*Brief*
Reproduce each of the lines word for word.

*Information provided*
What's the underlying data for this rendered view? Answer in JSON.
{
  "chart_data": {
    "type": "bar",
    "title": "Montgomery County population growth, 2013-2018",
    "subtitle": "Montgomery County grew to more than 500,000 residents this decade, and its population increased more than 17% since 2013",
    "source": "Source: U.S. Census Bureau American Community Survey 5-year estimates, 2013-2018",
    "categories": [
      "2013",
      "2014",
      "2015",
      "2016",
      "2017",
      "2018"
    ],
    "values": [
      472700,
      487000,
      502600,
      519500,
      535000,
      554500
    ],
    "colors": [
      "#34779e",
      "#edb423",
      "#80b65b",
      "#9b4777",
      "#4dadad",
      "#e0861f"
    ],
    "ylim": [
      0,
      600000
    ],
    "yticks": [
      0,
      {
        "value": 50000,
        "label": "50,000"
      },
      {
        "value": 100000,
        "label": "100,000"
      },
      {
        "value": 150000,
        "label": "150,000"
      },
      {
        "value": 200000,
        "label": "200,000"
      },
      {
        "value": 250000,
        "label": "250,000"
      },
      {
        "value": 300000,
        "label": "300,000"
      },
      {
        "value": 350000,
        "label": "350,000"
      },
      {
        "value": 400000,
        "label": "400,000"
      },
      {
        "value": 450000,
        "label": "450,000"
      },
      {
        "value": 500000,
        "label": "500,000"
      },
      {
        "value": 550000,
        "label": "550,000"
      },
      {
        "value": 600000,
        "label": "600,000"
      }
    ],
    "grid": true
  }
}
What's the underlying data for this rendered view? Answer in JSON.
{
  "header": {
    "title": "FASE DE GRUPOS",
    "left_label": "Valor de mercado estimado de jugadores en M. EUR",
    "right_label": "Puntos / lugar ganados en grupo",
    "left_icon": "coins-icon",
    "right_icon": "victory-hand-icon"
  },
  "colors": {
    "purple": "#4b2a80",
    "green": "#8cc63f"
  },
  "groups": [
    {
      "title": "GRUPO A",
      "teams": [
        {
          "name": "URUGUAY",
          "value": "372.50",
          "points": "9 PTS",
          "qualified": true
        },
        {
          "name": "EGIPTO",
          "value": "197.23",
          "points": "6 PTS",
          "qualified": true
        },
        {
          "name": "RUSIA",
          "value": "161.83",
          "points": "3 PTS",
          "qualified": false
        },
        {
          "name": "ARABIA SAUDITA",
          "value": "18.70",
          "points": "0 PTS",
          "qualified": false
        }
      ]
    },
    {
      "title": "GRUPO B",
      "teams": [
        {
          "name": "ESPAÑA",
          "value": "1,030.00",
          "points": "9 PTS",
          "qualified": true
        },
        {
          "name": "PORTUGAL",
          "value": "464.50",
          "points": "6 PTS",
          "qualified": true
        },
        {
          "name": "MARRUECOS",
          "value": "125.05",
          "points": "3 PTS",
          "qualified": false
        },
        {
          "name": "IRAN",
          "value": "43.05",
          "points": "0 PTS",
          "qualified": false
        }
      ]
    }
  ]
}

*Response to the exercise*
What's the underlying data for this rendered view? Answer in JSON.
{
  "chart_data": {
    "type": "bar",
    "title": "Montgomery County population growth, 2013-2018",
    "subtitle": "Montgomery County grew to more than 500,000 residents this decade, and its population increased more than 17% since 2013",
    "source": "Source: U.S. Census Bureau American Community Survey 5-year estimates, 2013-2018",
    "categories": [
      "2013",
      "2014",
      "2015",
      "2016",
      "2017",
      "2018"
    ],
    "values": [
      472700,
      487000,
      502600,
      519500,
      535000,
      554500
    ],
    "colors": [
      "#34779e",
      "#edb423",
      "#80b65b",
      "#9b4777",
      "#4dadad",
      "#e0861f"
    ],
    "ylim": [
      0,
      600000
    ],
    "yticks": [
      0,
      {
        "value": 50000,
        "label": "50,000"
      },
      {
        "value": 100000,
        "label": "100,000"
      },
      {
        "value": 150000,
        "label": "150,000"
      },
      {
        "value": 200000,
        "label": "200,000"
      },
      {
        "value": 250000,
        "label": "250,000"
      },
      {
        "value": 300000,
        "label": "300,000"
      },
      {
        "value": 350000,
        "label": "350,000"
      },
      {
        "value": 400000,
        "label": "400,000"
      },
      {
        "value": 450000,
        "label": "450,000"
      },
      {
        "value": 500000,
        "label": "500,000"
      },
      {
        "value": 550000,
        "label": "550,000"
      },
      {
        "value": 600000,
        "label": "600,000"
      }
    ],
    "grid": true
  }
}
What's the underlying data for this rendered view? Answer in JSON.
{
  "header": {
    "title": "FASE DE GRUPOS",
    "left_label": "Valor de mercado estimado de jugadores en M. EUR",
    "right_label": "Puntos / lugar ganados en grupo",
    "left_icon": "coins-icon",
    "right_icon": "victory-hand-icon"
  },
  "colors": {
    "purple": "#4b2a80",
    "green": "#8cc63f"
  },
  "groups": [
    {
      "title": "GRUPO A",
      "teams": [
        {
          "name": "URUGUAY",
          "value": "372.50",
          "points": "9 PTS",
          "qualified": true
        },
        {
          "name": "EGIPTO",
          "value": "197.23",
          "points": "6 PTS",
          "qualified": true
        },
        {
          "name": "RUSIA",
          "value": "161.83",
          "points": "3 PTS",
          "qualified": false
        },
        {
          "name": "ARABIA SAUDITA",
          "value": "18.70",
          "points": "0 PTS",
          "qualified": false
        }
      ]
    },
    {
      "title": "GRUPO B",
      "teams": [
        {
          "name": "ESPAÑA",
          "value": "1,030.00",
          "points": "9 PTS",
          "qualified": true
        },
        {
          "name": "PORTUGAL",
          "value": "464.50",
          "points": "6 PTS",
          "qualified": true
        },
        {
          "name": "MARRUECOS",
          "value": "125.05",
          "points": "3 PTS",
          "qualified": false
        },
        {
          "name": "IRAN",
          "value": "43.05",
          "points": "0 PTS",
          "qualified": false
        }
      ]
    }
  ]
}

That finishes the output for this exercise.